▸ AIM OF THE TASK
Copy the lines below as they are; omit the images they contain.

▸ MATERIAL FOR THIS EXERCISE

================

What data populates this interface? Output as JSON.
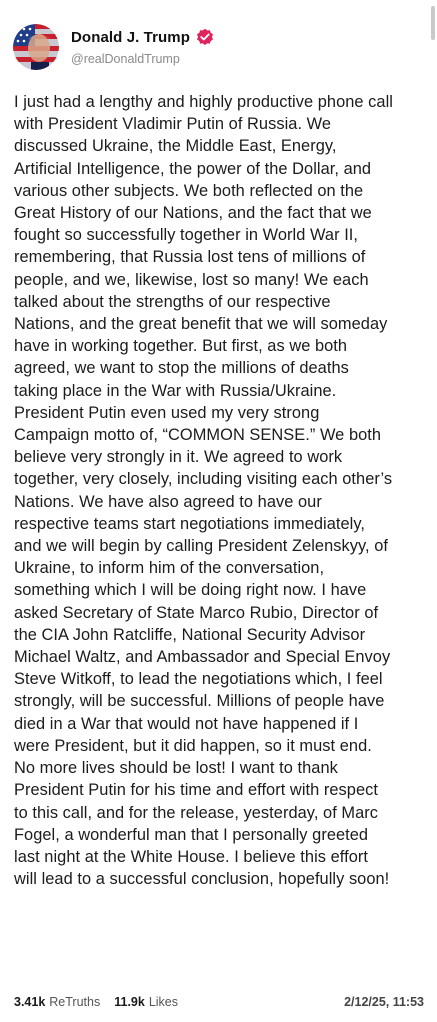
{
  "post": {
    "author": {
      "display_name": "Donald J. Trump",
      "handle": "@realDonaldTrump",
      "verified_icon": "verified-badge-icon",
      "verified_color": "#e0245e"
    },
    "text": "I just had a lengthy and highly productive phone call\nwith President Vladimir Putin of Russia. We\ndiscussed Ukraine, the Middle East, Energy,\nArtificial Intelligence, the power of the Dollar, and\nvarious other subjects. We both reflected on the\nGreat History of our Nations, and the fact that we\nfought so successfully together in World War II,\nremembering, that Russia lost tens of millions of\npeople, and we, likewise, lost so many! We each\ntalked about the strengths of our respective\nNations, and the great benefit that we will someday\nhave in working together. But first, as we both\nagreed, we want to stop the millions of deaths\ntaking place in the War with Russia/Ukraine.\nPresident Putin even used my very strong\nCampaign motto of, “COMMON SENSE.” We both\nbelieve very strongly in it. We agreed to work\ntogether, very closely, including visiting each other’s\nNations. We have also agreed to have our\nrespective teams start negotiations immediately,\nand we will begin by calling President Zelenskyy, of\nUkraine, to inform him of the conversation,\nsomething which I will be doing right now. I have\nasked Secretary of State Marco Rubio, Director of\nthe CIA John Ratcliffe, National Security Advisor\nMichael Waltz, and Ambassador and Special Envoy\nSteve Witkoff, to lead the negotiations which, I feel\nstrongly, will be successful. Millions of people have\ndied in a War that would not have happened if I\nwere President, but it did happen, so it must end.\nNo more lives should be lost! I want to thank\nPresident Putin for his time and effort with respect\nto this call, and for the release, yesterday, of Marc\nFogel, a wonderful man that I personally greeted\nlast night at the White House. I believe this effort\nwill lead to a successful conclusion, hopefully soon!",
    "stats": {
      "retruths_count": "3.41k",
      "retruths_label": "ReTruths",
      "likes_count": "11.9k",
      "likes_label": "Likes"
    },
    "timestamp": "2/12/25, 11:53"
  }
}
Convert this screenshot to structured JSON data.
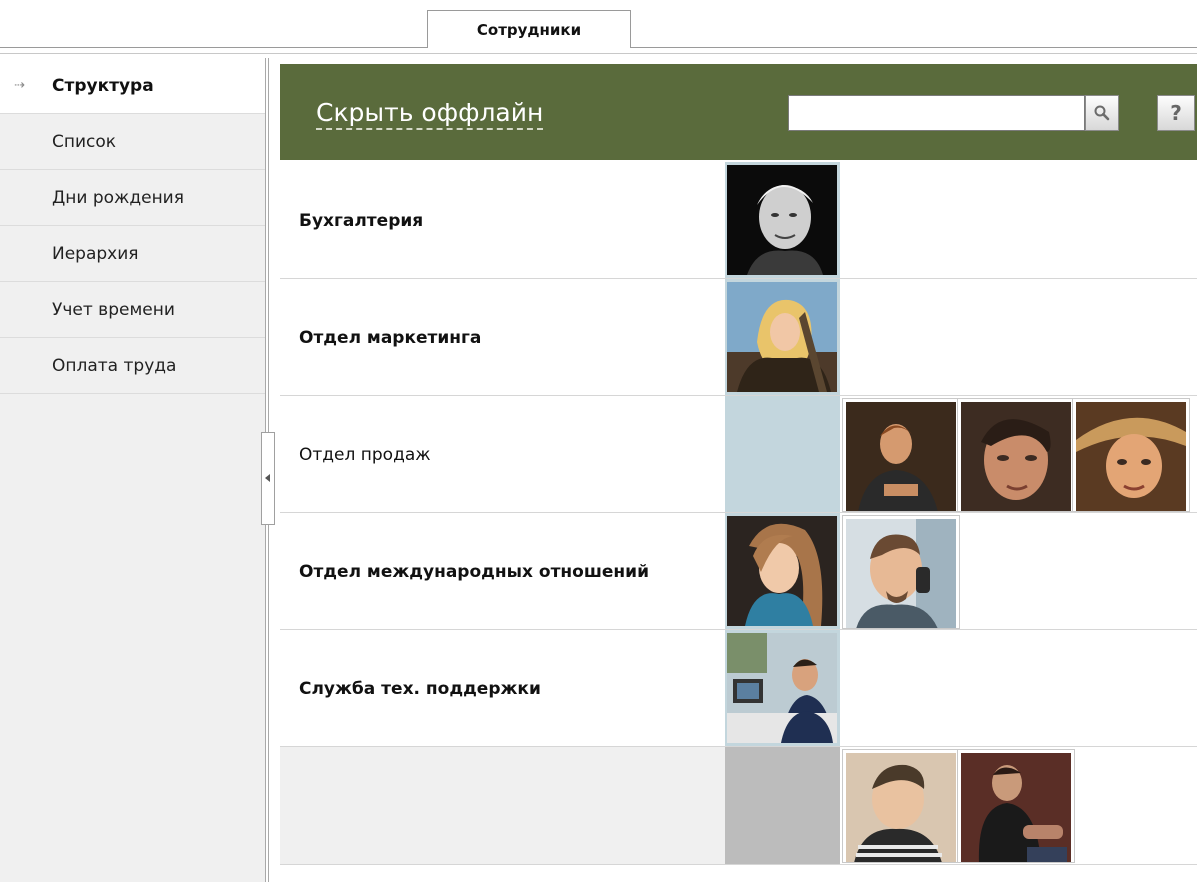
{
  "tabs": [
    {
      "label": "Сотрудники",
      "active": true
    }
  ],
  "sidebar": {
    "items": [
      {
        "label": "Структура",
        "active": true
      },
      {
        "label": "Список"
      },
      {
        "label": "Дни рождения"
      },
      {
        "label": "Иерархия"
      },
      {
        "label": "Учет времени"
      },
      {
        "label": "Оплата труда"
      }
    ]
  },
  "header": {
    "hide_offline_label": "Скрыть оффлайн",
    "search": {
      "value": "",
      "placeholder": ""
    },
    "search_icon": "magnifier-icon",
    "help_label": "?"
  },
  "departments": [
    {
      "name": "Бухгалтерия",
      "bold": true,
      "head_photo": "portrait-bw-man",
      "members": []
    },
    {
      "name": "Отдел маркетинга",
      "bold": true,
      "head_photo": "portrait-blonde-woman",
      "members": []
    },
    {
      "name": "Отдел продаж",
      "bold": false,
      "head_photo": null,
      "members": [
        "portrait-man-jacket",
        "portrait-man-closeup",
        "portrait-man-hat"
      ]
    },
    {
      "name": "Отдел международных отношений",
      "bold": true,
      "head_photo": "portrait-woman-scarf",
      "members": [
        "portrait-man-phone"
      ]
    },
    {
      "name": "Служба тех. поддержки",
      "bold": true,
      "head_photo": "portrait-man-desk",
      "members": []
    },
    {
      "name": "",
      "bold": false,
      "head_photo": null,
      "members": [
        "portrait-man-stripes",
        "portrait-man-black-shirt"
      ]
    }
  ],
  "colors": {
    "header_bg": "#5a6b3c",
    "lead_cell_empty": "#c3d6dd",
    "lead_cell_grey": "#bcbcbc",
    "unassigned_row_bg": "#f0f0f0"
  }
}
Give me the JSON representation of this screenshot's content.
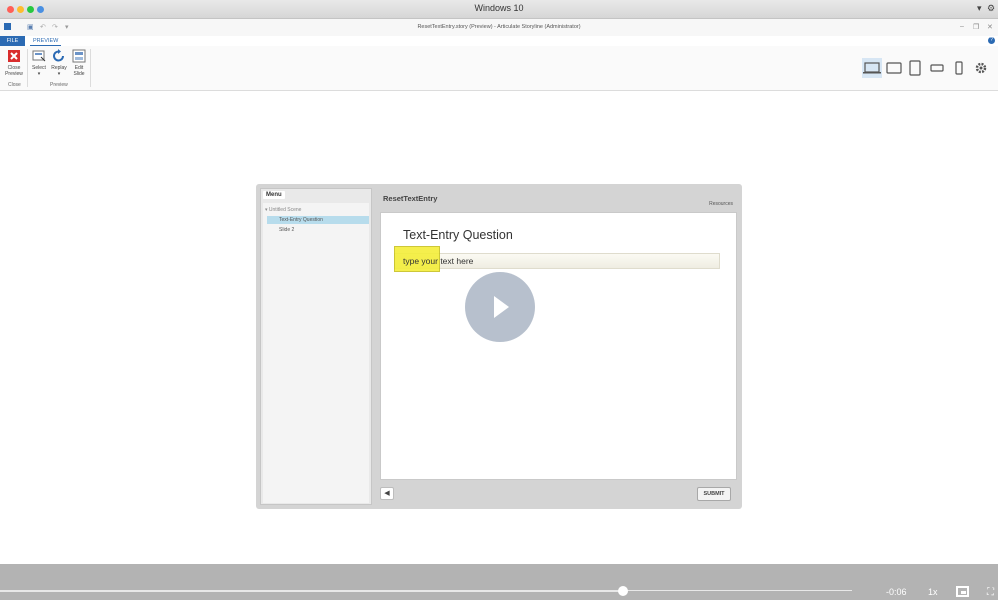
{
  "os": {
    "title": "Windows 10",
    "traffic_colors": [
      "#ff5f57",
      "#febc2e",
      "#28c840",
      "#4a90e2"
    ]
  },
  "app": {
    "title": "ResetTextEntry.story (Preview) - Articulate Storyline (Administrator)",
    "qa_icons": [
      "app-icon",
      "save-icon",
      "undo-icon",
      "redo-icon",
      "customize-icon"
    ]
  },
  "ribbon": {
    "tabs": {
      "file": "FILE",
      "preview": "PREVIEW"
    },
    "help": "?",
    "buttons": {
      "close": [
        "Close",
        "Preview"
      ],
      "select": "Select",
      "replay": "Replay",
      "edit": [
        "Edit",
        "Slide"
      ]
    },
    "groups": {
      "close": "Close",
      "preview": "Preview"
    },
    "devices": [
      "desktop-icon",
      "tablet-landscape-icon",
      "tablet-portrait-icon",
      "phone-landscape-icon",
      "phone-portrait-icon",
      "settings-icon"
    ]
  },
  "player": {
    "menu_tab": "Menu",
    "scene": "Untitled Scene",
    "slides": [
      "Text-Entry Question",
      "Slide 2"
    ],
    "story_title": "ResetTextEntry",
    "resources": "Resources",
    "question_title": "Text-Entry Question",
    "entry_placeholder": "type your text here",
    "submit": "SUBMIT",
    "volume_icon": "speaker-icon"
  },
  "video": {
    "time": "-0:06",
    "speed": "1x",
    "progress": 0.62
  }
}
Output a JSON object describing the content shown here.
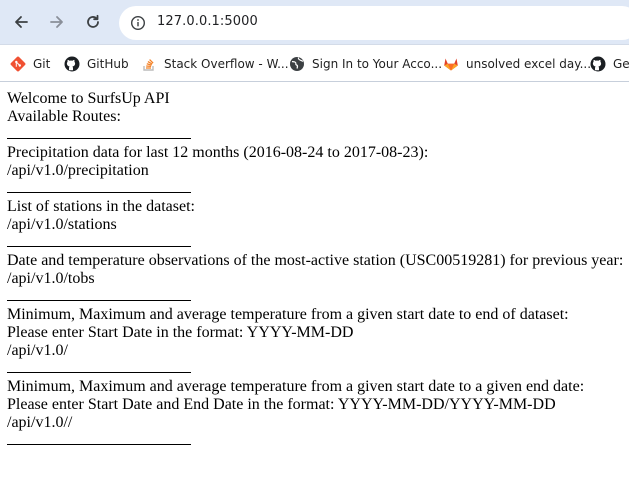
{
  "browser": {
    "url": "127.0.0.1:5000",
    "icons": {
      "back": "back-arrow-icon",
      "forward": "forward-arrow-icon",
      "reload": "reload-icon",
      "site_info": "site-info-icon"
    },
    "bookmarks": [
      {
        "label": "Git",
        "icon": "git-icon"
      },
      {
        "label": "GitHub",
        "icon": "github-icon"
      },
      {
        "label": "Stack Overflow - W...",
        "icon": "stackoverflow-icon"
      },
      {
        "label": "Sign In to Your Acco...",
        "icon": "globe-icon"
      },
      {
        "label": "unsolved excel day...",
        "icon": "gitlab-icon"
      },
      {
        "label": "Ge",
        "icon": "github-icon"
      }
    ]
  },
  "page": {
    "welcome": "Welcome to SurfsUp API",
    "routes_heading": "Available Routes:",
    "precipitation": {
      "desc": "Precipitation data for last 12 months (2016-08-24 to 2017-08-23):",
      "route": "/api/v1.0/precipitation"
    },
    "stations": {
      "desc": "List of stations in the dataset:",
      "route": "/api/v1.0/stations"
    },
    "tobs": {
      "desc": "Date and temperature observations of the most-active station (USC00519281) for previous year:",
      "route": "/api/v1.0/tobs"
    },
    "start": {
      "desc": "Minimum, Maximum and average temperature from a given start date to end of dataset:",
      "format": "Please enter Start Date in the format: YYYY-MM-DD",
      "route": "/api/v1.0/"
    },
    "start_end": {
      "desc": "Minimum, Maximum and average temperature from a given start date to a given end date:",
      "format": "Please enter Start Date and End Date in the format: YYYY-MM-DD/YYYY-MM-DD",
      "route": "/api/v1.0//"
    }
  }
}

================

▸ WRITTEN RESPONSE
What data populates this interface? Output as JSON.
{
  "post": {
    "author": {
      "display_name": "Donald J. Trump",
      "handle": "@realDonaldTrump",
      "verified_icon": "verified-badge-icon",
      "verified_color": "#e0245e"
    },
    "text": "I just had a lengthy and highly productive phone call\nwith President Vladimir Putin of Russia. We\ndiscussed Ukraine, the Middle East, Energy,\nArtificial Intelligence, the power of the Dollar, and\nvarious other subjects. We both reflected on the\nGreat History of our Nations, and the fact that we\nfought so successfully together in World War II,\nremembering, that Russia lost tens of millions of\npeople, and we, likewise, lost so many! We each\ntalked about the strengths of our respective\nNations, and the great benefit that we will someday\nhave in working together. But first, as we both\nagreed, we want to stop the millions of deaths\ntaking place in the War with Russia/Ukraine.\nPresident Putin even used my very strong\nCampaign motto of, “COMMON SENSE.” We both\nbelieve very strongly in it. We agreed to work\ntogether, very closely, including visiting each other’s\nNations. We have also agreed to have our\nrespective teams start negotiations immediately,\nand we will begin by calling President Zelenskyy, of\nUkraine, to inform him of the conversation,\nsomething which I will be doing right now. I have\nasked Secretary of State Marco Rubio, Director of\nthe CIA John Ratcliffe, National Security Advisor\nMichael Waltz, and Ambassador and Special Envoy\nSteve Witkoff, to lead the negotiations which, I feel\nstrongly, will be successful. Millions of people have\ndied in a War that would not have happened if I\nwere President, but it did happen, so it must end.\nNo more lives should be lost! I want to thank\nPresident Putin for his time and effort with respect\nto this call, and for the release, yesterday, of Marc\nFogel, a wonderful man that I personally greeted\nlast night at the White House. I believe this effort\nwill lead to a successful conclusion, hopefully soon!",
    "stats": {
      "retruths_count": "3.41k",
      "retruths_label": "ReTruths",
      "likes_count": "11.9k",
      "likes_label": "Likes"
    },
    "timestamp": "2/12/25, 11:53"
  }
}
Convert this screenshot to structured JSON data.
{
  "tabs": [
    {
      "label": "Сотрудники",
      "active": true
    }
  ],
  "sidebar": {
    "items": [
      {
        "label": "Структура",
        "active": true
      },
      {
        "label": "Список"
      },
      {
        "label": "Дни рождения"
      },
      {
        "label": "Иерархия"
      },
      {
        "label": "Учет времени"
      },
      {
        "label": "Оплата труда"
      }
    ]
  },
  "header": {
    "hide_offline_label": "Скрыть оффлайн",
    "search": {
      "value": "",
      "placeholder": ""
    },
    "search_icon": "magnifier-icon",
    "help_label": "?"
  },
  "departments": [
    {
      "name": "Бухгалтерия",
      "bold": true,
      "head_photo": "portrait-bw-man",
      "members": []
    },
    {
      "name": "Отдел маркетинга",
      "bold": true,
      "head_photo": "portrait-blonde-woman",
      "members": []
    },
    {
      "name": "Отдел продаж",
      "bold": false,
      "head_photo": null,
      "members": [
        "portrait-man-jacket",
        "portrait-man-closeup",
        "portrait-man-hat"
      ]
    },
    {
      "name": "Отдел международных отношений",
      "bold": true,
      "head_photo": "portrait-woman-scarf",
      "members": [
        "portrait-man-phone"
      ]
    },
    {
      "name": "Служба тех. поддержки",
      "bold": true,
      "head_photo": "portrait-man-desk",
      "members": []
    },
    {
      "name": "",
      "bold": false,
      "head_photo": null,
      "members": [
        "portrait-man-stripes",
        "portrait-man-black-shirt"
      ]
    }
  ],
  "colors": {
    "header_bg": "#5a6b3c",
    "lead_cell_empty": "#c3d6dd",
    "lead_cell_grey": "#bcbcbc",
    "unassigned_row_bg": "#f0f0f0"
  }
}
Give me the JSON representation of this screenshot's content.
{
  "os": {
    "title": "Windows 10",
    "traffic_colors": [
      "#ff5f57",
      "#febc2e",
      "#28c840",
      "#4a90e2"
    ]
  },
  "app": {
    "title": "ResetTextEntry.story (Preview) - Articulate Storyline (Administrator)",
    "qa_icons": [
      "app-icon",
      "save-icon",
      "undo-icon",
      "redo-icon",
      "customize-icon"
    ]
  },
  "ribbon": {
    "tabs": {
      "file": "FILE",
      "preview": "PREVIEW"
    },
    "help": "?",
    "buttons": {
      "close": [
        "Close",
        "Preview"
      ],
      "select": "Select",
      "replay": "Replay",
      "edit": [
        "Edit",
        "Slide"
      ]
    },
    "groups": {
      "close": "Close",
      "preview": "Preview"
    },
    "devices": [
      "desktop-icon",
      "tablet-landscape-icon",
      "tablet-portrait-icon",
      "phone-landscape-icon",
      "phone-portrait-icon",
      "settings-icon"
    ]
  },
  "player": {
    "menu_tab": "Menu",
    "scene": "Untitled Scene",
    "slides": [
      "Text-Entry Question",
      "Slide 2"
    ],
    "story_title": "ResetTextEntry",
    "resources": "Resources",
    "question_title": "Text-Entry Question",
    "entry_placeholder": "type your text here",
    "submit": "SUBMIT",
    "volume_icon": "speaker-icon"
  },
  "video": {
    "time": "-0:06",
    "speed": "1x",
    "progress": 0.62
  }
}
Output a JSON object describing the content shown here.
{
  "browser": {
    "url": "127.0.0.1:5000",
    "icons": {
      "back": "back-arrow-icon",
      "forward": "forward-arrow-icon",
      "reload": "reload-icon",
      "site_info": "site-info-icon"
    },
    "bookmarks": [
      {
        "label": "Git",
        "icon": "git-icon"
      },
      {
        "label": "GitHub",
        "icon": "github-icon"
      },
      {
        "label": "Stack Overflow - W...",
        "icon": "stackoverflow-icon"
      },
      {
        "label": "Sign In to Your Acco...",
        "icon": "globe-icon"
      },
      {
        "label": "unsolved excel day...",
        "icon": "gitlab-icon"
      },
      {
        "label": "Ge",
        "icon": "github-icon"
      }
    ]
  },
  "page": {
    "welcome": "Welcome to SurfsUp API",
    "routes_heading": "Available Routes:",
    "precipitation": {
      "desc": "Precipitation data for last 12 months (2016-08-24 to 2017-08-23):",
      "route": "/api/v1.0/precipitation"
    },
    "stations": {
      "desc": "List of stations in the dataset:",
      "route": "/api/v1.0/stations"
    },
    "tobs": {
      "desc": "Date and temperature observations of the most-active station (USC00519281) for previous year:",
      "route": "/api/v1.0/tobs"
    },
    "start": {
      "desc": "Minimum, Maximum and average temperature from a given start date to end of dataset:",
      "format": "Please enter Start Date in the format: YYYY-MM-DD",
      "route": "/api/v1.0/"
    },
    "start_end": {
      "desc": "Minimum, Maximum and average temperature from a given start date to a given end date:",
      "format": "Please enter Start Date and End Date in the format: YYYY-MM-DD/YYYY-MM-DD",
      "route": "/api/v1.0//"
    }
  }
}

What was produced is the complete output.